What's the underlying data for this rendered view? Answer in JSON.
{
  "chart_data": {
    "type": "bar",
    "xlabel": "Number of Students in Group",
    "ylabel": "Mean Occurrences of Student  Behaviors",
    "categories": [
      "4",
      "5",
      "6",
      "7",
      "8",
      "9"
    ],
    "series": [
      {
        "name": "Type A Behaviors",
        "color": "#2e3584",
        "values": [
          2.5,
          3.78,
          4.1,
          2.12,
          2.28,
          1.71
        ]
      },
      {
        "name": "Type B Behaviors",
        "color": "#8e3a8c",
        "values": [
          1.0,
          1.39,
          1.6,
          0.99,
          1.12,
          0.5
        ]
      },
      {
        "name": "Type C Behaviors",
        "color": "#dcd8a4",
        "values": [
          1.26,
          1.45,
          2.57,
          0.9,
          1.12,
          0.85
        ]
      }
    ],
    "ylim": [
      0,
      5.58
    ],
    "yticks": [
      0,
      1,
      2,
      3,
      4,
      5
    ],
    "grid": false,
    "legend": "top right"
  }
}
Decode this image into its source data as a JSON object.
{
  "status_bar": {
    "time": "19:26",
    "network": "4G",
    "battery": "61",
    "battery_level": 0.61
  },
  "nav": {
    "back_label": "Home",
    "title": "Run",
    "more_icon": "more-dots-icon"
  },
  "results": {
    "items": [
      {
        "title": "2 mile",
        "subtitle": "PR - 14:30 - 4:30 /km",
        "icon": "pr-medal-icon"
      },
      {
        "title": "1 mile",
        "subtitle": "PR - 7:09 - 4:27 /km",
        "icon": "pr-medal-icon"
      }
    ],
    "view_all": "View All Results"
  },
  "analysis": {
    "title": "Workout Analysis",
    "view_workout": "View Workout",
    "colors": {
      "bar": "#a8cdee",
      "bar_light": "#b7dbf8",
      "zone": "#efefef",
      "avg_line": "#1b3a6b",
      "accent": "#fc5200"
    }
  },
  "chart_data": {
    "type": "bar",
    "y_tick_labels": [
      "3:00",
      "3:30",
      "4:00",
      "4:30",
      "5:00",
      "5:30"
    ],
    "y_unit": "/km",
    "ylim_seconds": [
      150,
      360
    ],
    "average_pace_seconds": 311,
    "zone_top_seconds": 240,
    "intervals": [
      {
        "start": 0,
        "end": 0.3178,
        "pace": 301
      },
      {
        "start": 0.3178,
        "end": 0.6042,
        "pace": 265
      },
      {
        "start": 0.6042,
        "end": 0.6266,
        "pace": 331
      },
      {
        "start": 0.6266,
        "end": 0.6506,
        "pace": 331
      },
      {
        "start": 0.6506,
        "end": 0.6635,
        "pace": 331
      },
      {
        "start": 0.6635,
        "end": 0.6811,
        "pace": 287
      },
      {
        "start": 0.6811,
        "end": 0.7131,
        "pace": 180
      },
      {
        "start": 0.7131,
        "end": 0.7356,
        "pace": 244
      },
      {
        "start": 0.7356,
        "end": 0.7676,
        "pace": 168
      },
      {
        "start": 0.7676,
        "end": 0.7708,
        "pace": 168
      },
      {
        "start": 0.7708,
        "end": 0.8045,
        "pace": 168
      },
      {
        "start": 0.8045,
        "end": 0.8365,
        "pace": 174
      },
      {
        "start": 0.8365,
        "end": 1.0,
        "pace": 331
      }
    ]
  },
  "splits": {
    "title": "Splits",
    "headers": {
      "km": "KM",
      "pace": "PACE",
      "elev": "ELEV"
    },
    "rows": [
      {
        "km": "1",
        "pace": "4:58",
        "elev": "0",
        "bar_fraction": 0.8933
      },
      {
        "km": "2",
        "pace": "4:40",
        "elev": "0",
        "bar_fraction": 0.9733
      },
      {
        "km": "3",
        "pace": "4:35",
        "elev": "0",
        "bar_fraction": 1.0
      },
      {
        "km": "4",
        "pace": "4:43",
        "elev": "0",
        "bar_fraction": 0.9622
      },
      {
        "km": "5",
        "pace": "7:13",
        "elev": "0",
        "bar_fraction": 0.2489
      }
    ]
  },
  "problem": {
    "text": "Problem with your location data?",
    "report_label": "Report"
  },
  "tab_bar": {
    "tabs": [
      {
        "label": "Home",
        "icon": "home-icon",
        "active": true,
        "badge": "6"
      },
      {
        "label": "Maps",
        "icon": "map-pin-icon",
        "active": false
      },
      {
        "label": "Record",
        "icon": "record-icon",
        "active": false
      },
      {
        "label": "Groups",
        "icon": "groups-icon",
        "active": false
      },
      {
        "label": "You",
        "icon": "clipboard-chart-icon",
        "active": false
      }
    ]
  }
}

++++++

Exercise details
Pick out the lines containing the string "name".

Exercise solution
        "name": "Type A Behaviors",
        "name": "Type B Behaviors",
        "name": "Type C Behaviors",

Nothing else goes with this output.